Transcribe all the records exactly and omit any images they hold.
>> BEGIN
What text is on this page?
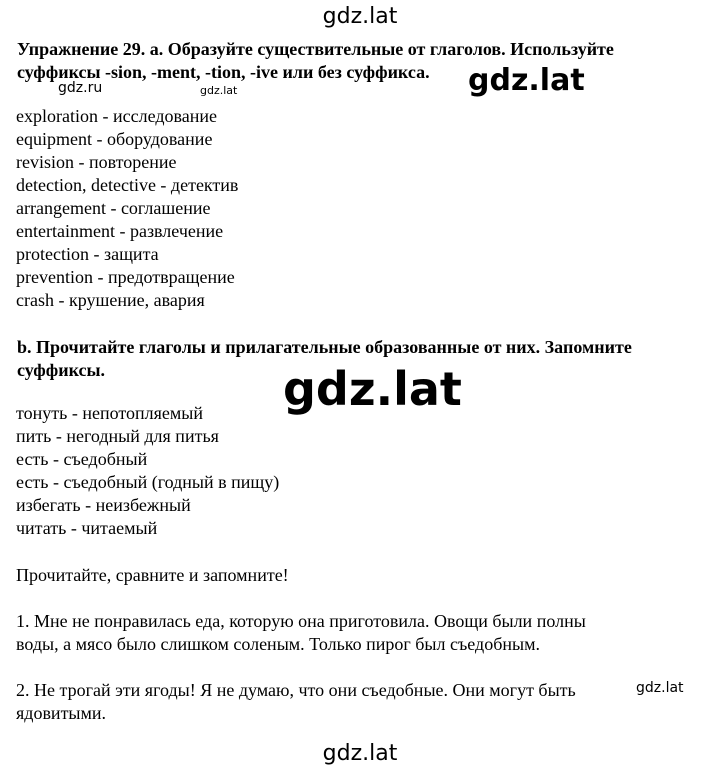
gdz.lat
Упражнение 29. a. Образуйте существительные от глаголов. Используйте
суффиксы -sion, -ment, -tion, -ive или без суффикса.
gdz.ru	gdz.lat	gdz.lat
exploration - исследование
equipment - оборудование
revision - повторение
detection, detective - детектив
arrangement - соглашение
entertainment - развлечение
protection - защита
prevention - предотвращение
crash - крушение, авария
b. Прочитайте глаголы и прилагательные образованные от них. Запомните
суффиксы.	gdz.lat
тонуть - непотопляемый
пить - негодный для питья
есть - съедобный
есть - съедобный (годный в пищу)
избегать - неизбежный
читать - читаемый
Прочитайте, сравните и запомните!
1. Мне не понравилась еда, которую она приготовила. Овощи были полны
воды, а мясо было слишком соленым. Только пирог был съедобным.
2. Не трогай эти ягоды! Я не думаю, что они съедобные. Они могут быть
ядовитыми.
gdz.lat
gdz.lat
>> END
Task solution →
What text is on this page?
gdz.lat
Упражнение 29. a. Образуйте существительные от глаголов. Используйте
суффиксы -sion, -ment, -tion, -ive или без суффикса.
gdz.ru	gdz.lat	gdz.lat
exploration - исследование
equipment - оборудование
revision - повторение
detection, detective - детектив
arrangement - соглашение
entertainment - развлечение
protection - защита
prevention - предотвращение
crash - крушение, авария
b. Прочитайте глаголы и прилагательные образованные от них. Запомните
суффиксы.	gdz.lat
тонуть - непотопляемый
пить - негодный для питья
есть - съедобный
есть - съедобный (годный в пищу)
избегать - неизбежный
читать - читаемый
Прочитайте, сравните и запомните!
1. Мне не понравилась еда, которую она приготовила. Овощи были полны
воды, а мясо было слишком соленым. Только пирог был съедобным.
2. Не трогай эти ягоды! Я не думаю, что они съедобные. Они могут быть
ядовитыми.
gdz.lat
gdz.lat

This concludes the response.